- YOUR TASK: Return each line of the records with nothing changed, pictures excepted.

Data records
+++++
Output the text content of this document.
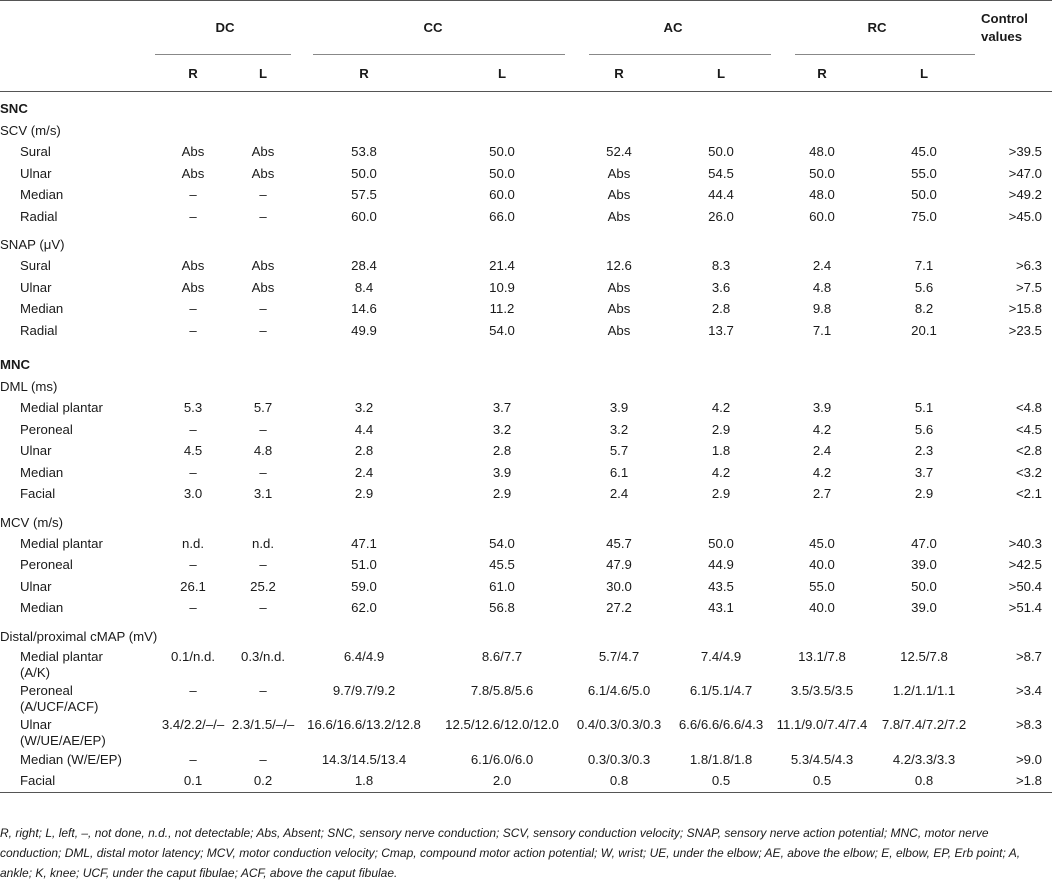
	DC		CC		AC		RC		Control values
	R	L	R	L	R	L	R	L	
SNC									
SCV (m/s)									
Sural	Abs	Abs	53.8	50.0	52.4	50.0	48.0	45.0	>39.5
Ulnar	Abs	Abs	50.0	50.0	Abs	54.5	50.0	55.0	>47.0
Median	–	–	57.5	60.0	Abs	44.4	48.0	50.0	>49.2
Radial	–	–	60.0	66.0	Abs	26.0	60.0	75.0	>45.0

SNAP (μV)									
Sural	Abs	Abs	28.4	21.4	12.6	8.3	2.4	7.1	>6.3
Ulnar	Abs	Abs	8.4	10.9	Abs	3.6	4.8	5.6	>7.5
Median	–	–	14.6	11.2	Abs	2.8	9.8	8.2	>15.8
Radial	–	–	49.9	54.0	Abs	13.7	7.1	20.1	>23.5

MNC									
DML (ms)									
Medial plantar	5.3	5.7	3.2	3.7	3.9	4.2	3.9	5.1	<4.8
Peroneal	–	–	4.4	3.2	3.2	2.9	4.2	5.6	<4.5
Ulnar	4.5	4.8	2.8	2.8	5.7	1.8	2.4	2.3	<2.8
Median	–	–	2.4	3.9	6.1	4.2	4.2	3.7	<3.2
Facial	3.0	3.1	2.9	2.9	2.4	2.9	2.7	2.9	<2.1

MCV (m/s)									
Medial plantar	n.d.	n.d.	47.1	54.0	45.7	50.0	45.0	47.0	>40.3
Peroneal	–	–	51.0	45.5	47.9	44.9	40.0	39.0	>42.5
Ulnar	26.1	25.2	59.0	61.0	30.0	43.5	55.0	50.0	>50.4
Median	–	–	62.0	56.8	27.2	43.1	40.0	39.0	>51.4

Distal/proximal cMAP (mV)									
Medial plantar
(A/K)	0.1/n.d.	0.3/n.d.	6.4/4.9	8.6/7.7	5.7/4.7	7.4/4.9	13.1/7.8	12.5/7.8	>8.7
Peroneal
(A/UCF/ACF)	–	–	9.7/9.7/9.2	7.8/5.8/5.6	6.1/4.6/5.0	6.1/5.1/4.7	3.5/3.5/3.5	1.2/1.1/1.1	>3.4
Ulnar
(W/UE/AE/EP)	3.4/2.2/–/–	2.3/1.5/–/–	16.6/16.6/13.2/12.8	12.5/12.6/12.0/12.0	0.4/0.3/0.3/0.3	6.6/6.6/6.6/4.3	11.1/9.0/7.4/7.4	7.8/7.4/7.2/7.2	>8.3
Median (W/E/EP)	–	–	14.3/14.5/13.4	6.1/6.0/6.0	0.3/0.3/0.3	1.8/1.8/1.8	5.3/4.5/4.3	4.2/3.3/3.3	>9.0
Facial	0.1	0.2	1.8	2.0	0.8	0.5	0.5	0.8	>1.8
R, right; L, left, –, not done, n.d., not detectable; Abs, Absent; SNC, sensory nerve conduction; SCV, sensory conduction velocity; SNAP, sensory nerve action potential; MNC, motor nerve conduction; DML, distal motor latency; MCV, motor conduction velocity; Cmap, compound motor action potential; W, wrist; UE, under the elbow; AE, above the elbow; E, elbow, EP, Erb point; A, ankle; K, knee; UCF, under the caput fibulae; ACF, above the caput fibulae.
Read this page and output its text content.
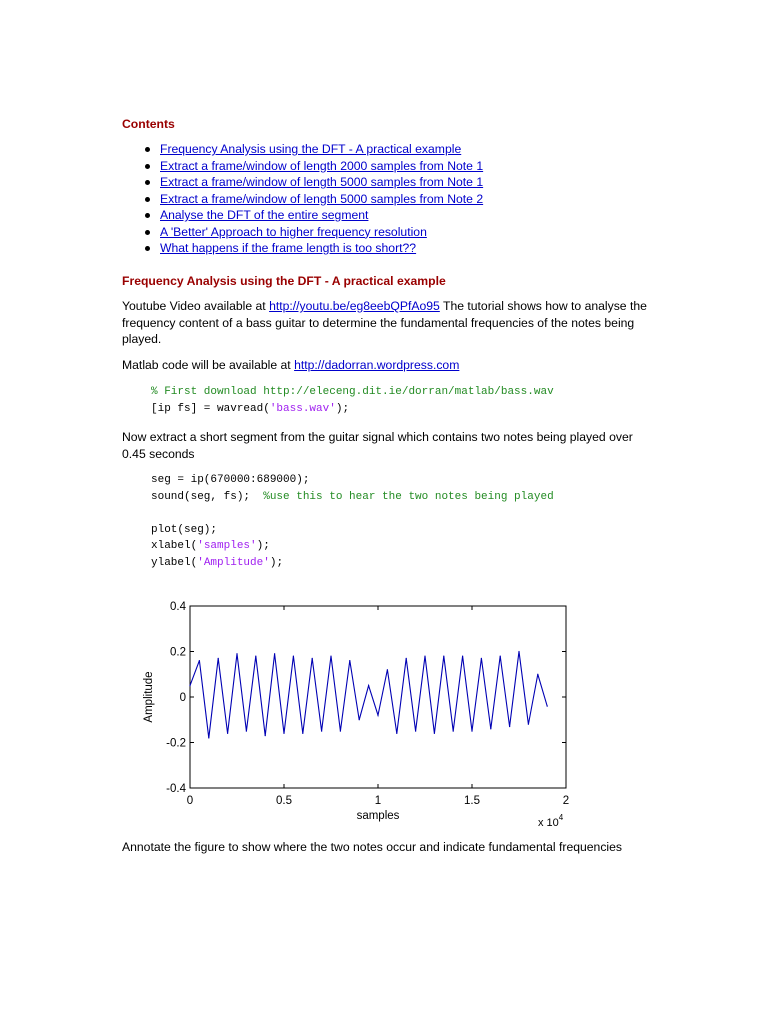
Contents
Frequency Analysis using the DFT - A practical example
Extract a frame/window of length 2000 samples from Note 1
Extract a frame/window of length 5000 samples from Note 1
Extract a frame/window of length 5000 samples from Note 2
Analyse the DFT of the entire segment
A 'Better' Approach to higher frequency resolution
What happens if the frame length is too short??
Frequency Analysis using the DFT - A practical example
Youtube Video available at http://youtu.be/eg8eebQPfAo95 The tutorial shows how to analyse the frequency content of a bass guitar to determine the fundamental frequencies of the notes being played.
Matlab code will be available at http://dadorran.wordpress.com
% First download http://eleceng.dit.ie/dorran/matlab/bass.wav
[ip fs] = wavread('bass.wav');
Now extract a short segment from the guitar signal which contains two notes being played over 0.45 seconds
seg = ip(670000:689000);
sound(seg, fs);  %use this to hear the two notes being played

plot(seg);
xlabel('samples');
ylabel('Amplitude');
Annotate the figure to show where the two notes occur and indicate fundamental frequencies
0	0.5	1	1.5	2
0.4
0.2
0
-0.2
-0.4
samples
Amplitude
x $10^4$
+++++
- OUTPUT FOR THIS TASK:
Output the text content of this document.
	DC		CC		AC		RC		Control values
	R	L	R	L	R	L	R	L	
SNC									
SCV (m/s)									
Sural	Abs	Abs	53.8	50.0	52.4	50.0	48.0	45.0	>39.5
Ulnar	Abs	Abs	50.0	50.0	Abs	54.5	50.0	55.0	>47.0
Median	–	–	57.5	60.0	Abs	44.4	48.0	50.0	>49.2
Radial	–	–	60.0	66.0	Abs	26.0	60.0	75.0	>45.0

SNAP (μV)									
Sural	Abs	Abs	28.4	21.4	12.6	8.3	2.4	7.1	>6.3
Ulnar	Abs	Abs	8.4	10.9	Abs	3.6	4.8	5.6	>7.5
Median	–	–	14.6	11.2	Abs	2.8	9.8	8.2	>15.8
Radial	–	–	49.9	54.0	Abs	13.7	7.1	20.1	>23.5

MNC									
DML (ms)									
Medial plantar	5.3	5.7	3.2	3.7	3.9	4.2	3.9	5.1	<4.8
Peroneal	–	–	4.4	3.2	3.2	2.9	4.2	5.6	<4.5
Ulnar	4.5	4.8	2.8	2.8	5.7	1.8	2.4	2.3	<2.8
Median	–	–	2.4	3.9	6.1	4.2	4.2	3.7	<3.2
Facial	3.0	3.1	2.9	2.9	2.4	2.9	2.7	2.9	<2.1

MCV (m/s)									
Medial plantar	n.d.	n.d.	47.1	54.0	45.7	50.0	45.0	47.0	>40.3
Peroneal	–	–	51.0	45.5	47.9	44.9	40.0	39.0	>42.5
Ulnar	26.1	25.2	59.0	61.0	30.0	43.5	55.0	50.0	>50.4
Median	–	–	62.0	56.8	27.2	43.1	40.0	39.0	>51.4

Distal/proximal cMAP (mV)									
Medial plantar
(A/K)	0.1/n.d.	0.3/n.d.	6.4/4.9	8.6/7.7	5.7/4.7	7.4/4.9	13.1/7.8	12.5/7.8	>8.7
Peroneal
(A/UCF/ACF)	–	–	9.7/9.7/9.2	7.8/5.8/5.6	6.1/4.6/5.0	6.1/5.1/4.7	3.5/3.5/3.5	1.2/1.1/1.1	>3.4
Ulnar
(W/UE/AE/EP)	3.4/2.2/–/–	2.3/1.5/–/–	16.6/16.6/13.2/12.8	12.5/12.6/12.0/12.0	0.4/0.3/0.3/0.3	6.6/6.6/6.6/4.3	11.1/9.0/7.4/7.4	7.8/7.4/7.2/7.2	>8.3
Median (W/E/EP)	–	–	14.3/14.5/13.4	6.1/6.0/6.0	0.3/0.3/0.3	1.8/1.8/1.8	5.3/4.5/4.3	4.2/3.3/3.3	>9.0
Facial	0.1	0.2	1.8	2.0	0.8	0.5	0.5	0.8	>1.8
R, right; L, left, –, not done, n.d., not detectable; Abs, Absent; SNC, sensory nerve conduction; SCV, sensory conduction velocity; SNAP, sensory nerve action potential; MNC, motor nerve conduction; DML, distal motor latency; MCV, motor conduction velocity; Cmap, compound motor action potential; W, wrist; UE, under the elbow; AE, above the elbow; E, elbow, EP, Erb point; A, ankle; K, knee; UCF, under the caput fibulae; ACF, above the caput fibulae.
Read this page and output its text content.
Contents
Frequency Analysis using the DFT - A practical example
Extract a frame/window of length 2000 samples from Note 1
Extract a frame/window of length 5000 samples from Note 1
Extract a frame/window of length 5000 samples from Note 2
Analyse the DFT of the entire segment
A 'Better' Approach to higher frequency resolution
What happens if the frame length is too short??
Frequency Analysis using the DFT - A practical example
Youtube Video available at http://youtu.be/eg8eebQPfAo95 The tutorial shows how to analyse the frequency content of a bass guitar to determine the fundamental frequencies of the notes being played.
Matlab code will be available at http://dadorran.wordpress.com
% First download http://eleceng.dit.ie/dorran/matlab/bass.wav
[ip fs] = wavread('bass.wav');
Now extract a short segment from the guitar signal which contains two notes being played over 0.45 seconds
seg = ip(670000:689000);
sound(seg, fs);  %use this to hear the two notes being played

plot(seg);
xlabel('samples');
ylabel('Amplitude');
Annotate the figure to show where the two notes occur and indicate fundamental frequencies
0	0.5	1	1.5	2
0.4
0.2
0
-0.2
-0.4
samples
Amplitude
x $10^4$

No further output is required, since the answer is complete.